Task to carry out: Copy all lines below containing "image".

Provided records:

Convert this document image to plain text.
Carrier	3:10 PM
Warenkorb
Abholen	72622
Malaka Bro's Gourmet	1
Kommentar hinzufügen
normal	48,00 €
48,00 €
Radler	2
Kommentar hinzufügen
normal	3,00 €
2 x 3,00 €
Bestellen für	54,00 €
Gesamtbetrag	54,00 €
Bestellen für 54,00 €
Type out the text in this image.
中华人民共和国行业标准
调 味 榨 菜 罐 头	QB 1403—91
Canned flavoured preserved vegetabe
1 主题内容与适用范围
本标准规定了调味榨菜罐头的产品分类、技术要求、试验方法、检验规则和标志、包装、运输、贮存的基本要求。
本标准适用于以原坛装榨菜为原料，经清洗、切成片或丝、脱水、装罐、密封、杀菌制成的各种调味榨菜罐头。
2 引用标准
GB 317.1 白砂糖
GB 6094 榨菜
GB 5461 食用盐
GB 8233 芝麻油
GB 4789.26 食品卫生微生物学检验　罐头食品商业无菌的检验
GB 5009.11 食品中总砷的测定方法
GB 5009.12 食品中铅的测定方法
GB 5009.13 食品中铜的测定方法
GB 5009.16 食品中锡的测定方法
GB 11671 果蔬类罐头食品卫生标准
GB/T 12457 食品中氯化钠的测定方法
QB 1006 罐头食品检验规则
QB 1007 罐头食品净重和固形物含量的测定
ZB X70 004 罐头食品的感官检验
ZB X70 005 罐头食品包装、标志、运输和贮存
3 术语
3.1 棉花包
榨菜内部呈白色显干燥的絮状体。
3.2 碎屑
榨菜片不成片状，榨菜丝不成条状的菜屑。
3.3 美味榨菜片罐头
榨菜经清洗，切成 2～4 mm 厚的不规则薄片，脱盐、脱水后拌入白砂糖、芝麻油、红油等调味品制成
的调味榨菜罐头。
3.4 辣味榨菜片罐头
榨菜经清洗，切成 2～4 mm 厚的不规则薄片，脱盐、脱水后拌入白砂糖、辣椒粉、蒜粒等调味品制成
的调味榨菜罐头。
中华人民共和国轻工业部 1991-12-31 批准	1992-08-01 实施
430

Solution:
Convert this document image to plain text.
Type out the text in this image.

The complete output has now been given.